== WORK REQUIRED ==
All of the material below is to be retyped exactly.

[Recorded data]

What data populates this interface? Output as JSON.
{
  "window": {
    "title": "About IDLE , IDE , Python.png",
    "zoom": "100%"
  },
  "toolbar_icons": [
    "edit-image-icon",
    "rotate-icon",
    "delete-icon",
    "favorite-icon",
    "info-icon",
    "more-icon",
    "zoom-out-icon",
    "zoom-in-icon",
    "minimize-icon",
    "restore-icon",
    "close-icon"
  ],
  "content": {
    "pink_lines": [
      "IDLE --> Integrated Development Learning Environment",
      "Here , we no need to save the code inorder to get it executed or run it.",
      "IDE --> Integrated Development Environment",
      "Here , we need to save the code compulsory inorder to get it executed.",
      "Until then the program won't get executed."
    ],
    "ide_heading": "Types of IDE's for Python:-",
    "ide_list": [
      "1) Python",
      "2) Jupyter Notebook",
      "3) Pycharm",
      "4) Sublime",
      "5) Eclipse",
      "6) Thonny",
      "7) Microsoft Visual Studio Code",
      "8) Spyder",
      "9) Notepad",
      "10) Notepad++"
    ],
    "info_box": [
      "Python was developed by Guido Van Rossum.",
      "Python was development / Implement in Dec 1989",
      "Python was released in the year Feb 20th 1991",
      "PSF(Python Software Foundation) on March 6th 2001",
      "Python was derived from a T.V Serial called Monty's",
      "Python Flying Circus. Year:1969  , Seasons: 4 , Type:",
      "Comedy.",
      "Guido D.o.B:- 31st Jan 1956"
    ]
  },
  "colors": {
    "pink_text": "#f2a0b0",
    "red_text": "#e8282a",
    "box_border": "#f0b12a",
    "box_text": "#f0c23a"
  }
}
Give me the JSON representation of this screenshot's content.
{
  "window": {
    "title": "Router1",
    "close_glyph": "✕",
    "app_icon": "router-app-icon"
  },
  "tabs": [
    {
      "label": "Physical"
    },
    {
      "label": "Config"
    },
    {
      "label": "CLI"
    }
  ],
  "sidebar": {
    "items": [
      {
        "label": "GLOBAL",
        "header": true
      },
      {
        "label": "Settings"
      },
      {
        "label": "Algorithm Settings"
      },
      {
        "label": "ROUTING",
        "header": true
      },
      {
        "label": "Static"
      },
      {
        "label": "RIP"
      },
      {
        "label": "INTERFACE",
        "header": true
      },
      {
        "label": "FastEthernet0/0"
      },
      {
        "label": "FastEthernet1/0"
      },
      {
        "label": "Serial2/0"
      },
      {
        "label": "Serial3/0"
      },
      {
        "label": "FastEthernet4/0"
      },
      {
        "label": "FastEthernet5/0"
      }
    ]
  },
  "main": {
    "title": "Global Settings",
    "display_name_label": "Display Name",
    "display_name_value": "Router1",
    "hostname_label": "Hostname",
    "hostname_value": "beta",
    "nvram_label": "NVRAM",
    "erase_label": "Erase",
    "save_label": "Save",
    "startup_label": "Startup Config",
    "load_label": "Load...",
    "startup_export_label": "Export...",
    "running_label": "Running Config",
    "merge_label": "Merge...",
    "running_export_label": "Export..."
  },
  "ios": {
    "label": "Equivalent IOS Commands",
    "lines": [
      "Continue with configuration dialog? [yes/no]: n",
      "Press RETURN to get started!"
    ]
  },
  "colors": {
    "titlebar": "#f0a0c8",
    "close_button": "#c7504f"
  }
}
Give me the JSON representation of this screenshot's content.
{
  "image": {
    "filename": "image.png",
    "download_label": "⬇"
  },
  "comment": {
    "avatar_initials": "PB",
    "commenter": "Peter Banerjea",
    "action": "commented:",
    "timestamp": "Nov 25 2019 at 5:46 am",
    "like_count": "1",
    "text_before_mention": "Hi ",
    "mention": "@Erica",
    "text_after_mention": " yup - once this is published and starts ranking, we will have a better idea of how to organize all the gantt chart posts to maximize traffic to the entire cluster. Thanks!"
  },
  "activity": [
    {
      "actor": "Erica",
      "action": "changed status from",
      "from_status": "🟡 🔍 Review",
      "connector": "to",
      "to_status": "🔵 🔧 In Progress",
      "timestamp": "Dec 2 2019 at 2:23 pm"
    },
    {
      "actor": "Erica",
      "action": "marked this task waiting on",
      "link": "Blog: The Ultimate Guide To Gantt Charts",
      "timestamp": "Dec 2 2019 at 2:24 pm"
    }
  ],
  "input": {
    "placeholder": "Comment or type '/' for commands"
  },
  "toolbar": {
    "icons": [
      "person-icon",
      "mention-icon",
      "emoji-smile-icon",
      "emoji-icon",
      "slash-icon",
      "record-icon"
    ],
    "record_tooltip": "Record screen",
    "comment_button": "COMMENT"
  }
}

== RESULT FOR THIS TASK ==
What data populates this interface? Output as JSON.
{
  "window": {
    "title": "About IDLE , IDE , Python.png",
    "zoom": "100%"
  },
  "toolbar_icons": [
    "edit-image-icon",
    "rotate-icon",
    "delete-icon",
    "favorite-icon",
    "info-icon",
    "more-icon",
    "zoom-out-icon",
    "zoom-in-icon",
    "minimize-icon",
    "restore-icon",
    "close-icon"
  ],
  "content": {
    "pink_lines": [
      "IDLE --> Integrated Development Learning Environment",
      "Here , we no need to save the code inorder to get it executed or run it.",
      "IDE --> Integrated Development Environment",
      "Here , we need to save the code compulsory inorder to get it executed.",
      "Until then the program won't get executed."
    ],
    "ide_heading": "Types of IDE's for Python:-",
    "ide_list": [
      "1) Python",
      "2) Jupyter Notebook",
      "3) Pycharm",
      "4) Sublime",
      "5) Eclipse",
      "6) Thonny",
      "7) Microsoft Visual Studio Code",
      "8) Spyder",
      "9) Notepad",
      "10) Notepad++"
    ],
    "info_box": [
      "Python was developed by Guido Van Rossum.",
      "Python was development / Implement in Dec 1989",
      "Python was released in the year Feb 20th 1991",
      "PSF(Python Software Foundation) on March 6th 2001",
      "Python was derived from a T.V Serial called Monty's",
      "Python Flying Circus. Year:1969  , Seasons: 4 , Type:",
      "Comedy.",
      "Guido D.o.B:- 31st Jan 1956"
    ]
  },
  "colors": {
    "pink_text": "#f2a0b0",
    "red_text": "#e8282a",
    "box_border": "#f0b12a",
    "box_text": "#f0c23a"
  }
}
Give me the JSON representation of this screenshot's content.
{
  "window": {
    "title": "Router1",
    "close_glyph": "✕",
    "app_icon": "router-app-icon"
  },
  "tabs": [
    {
      "label": "Physical"
    },
    {
      "label": "Config"
    },
    {
      "label": "CLI"
    }
  ],
  "sidebar": {
    "items": [
      {
        "label": "GLOBAL",
        "header": true
      },
      {
        "label": "Settings"
      },
      {
        "label": "Algorithm Settings"
      },
      {
        "label": "ROUTING",
        "header": true
      },
      {
        "label": "Static"
      },
      {
        "label": "RIP"
      },
      {
        "label": "INTERFACE",
        "header": true
      },
      {
        "label": "FastEthernet0/0"
      },
      {
        "label": "FastEthernet1/0"
      },
      {
        "label": "Serial2/0"
      },
      {
        "label": "Serial3/0"
      },
      {
        "label": "FastEthernet4/0"
      },
      {
        "label": "FastEthernet5/0"
      }
    ]
  },
  "main": {
    "title": "Global Settings",
    "display_name_label": "Display Name",
    "display_name_value": "Router1",
    "hostname_label": "Hostname",
    "hostname_value": "beta",
    "nvram_label": "NVRAM",
    "erase_label": "Erase",
    "save_label": "Save",
    "startup_label": "Startup Config",
    "load_label": "Load...",
    "startup_export_label": "Export...",
    "running_label": "Running Config",
    "merge_label": "Merge...",
    "running_export_label": "Export..."
  },
  "ios": {
    "label": "Equivalent IOS Commands",
    "lines": [
      "Continue with configuration dialog? [yes/no]: n",
      "Press RETURN to get started!"
    ]
  },
  "colors": {
    "titlebar": "#f0a0c8",
    "close_button": "#c7504f"
  }
}
Give me the JSON representation of this screenshot's content.
{
  "image": {
    "filename": "image.png",
    "download_label": "⬇"
  },
  "comment": {
    "avatar_initials": "PB",
    "commenter": "Peter Banerjea",
    "action": "commented:",
    "timestamp": "Nov 25 2019 at 5:46 am",
    "like_count": "1",
    "text_before_mention": "Hi ",
    "mention": "@Erica",
    "text_after_mention": " yup - once this is published and starts ranking, we will have a better idea of how to organize all the gantt chart posts to maximize traffic to the entire cluster. Thanks!"
  },
  "activity": [
    {
      "actor": "Erica",
      "action": "changed status from",
      "from_status": "🟡 🔍 Review",
      "connector": "to",
      "to_status": "🔵 🔧 In Progress",
      "timestamp": "Dec 2 2019 at 2:23 pm"
    },
    {
      "actor": "Erica",
      "action": "marked this task waiting on",
      "link": "Blog: The Ultimate Guide To Gantt Charts",
      "timestamp": "Dec 2 2019 at 2:24 pm"
    }
  ],
  "input": {
    "placeholder": "Comment or type '/' for commands"
  },
  "toolbar": {
    "icons": [
      "person-icon",
      "mention-icon",
      "emoji-smile-icon",
      "emoji-icon",
      "slash-icon",
      "record-icon"
    ],
    "record_tooltip": "Record screen",
    "comment_button": "COMMENT"
  }
}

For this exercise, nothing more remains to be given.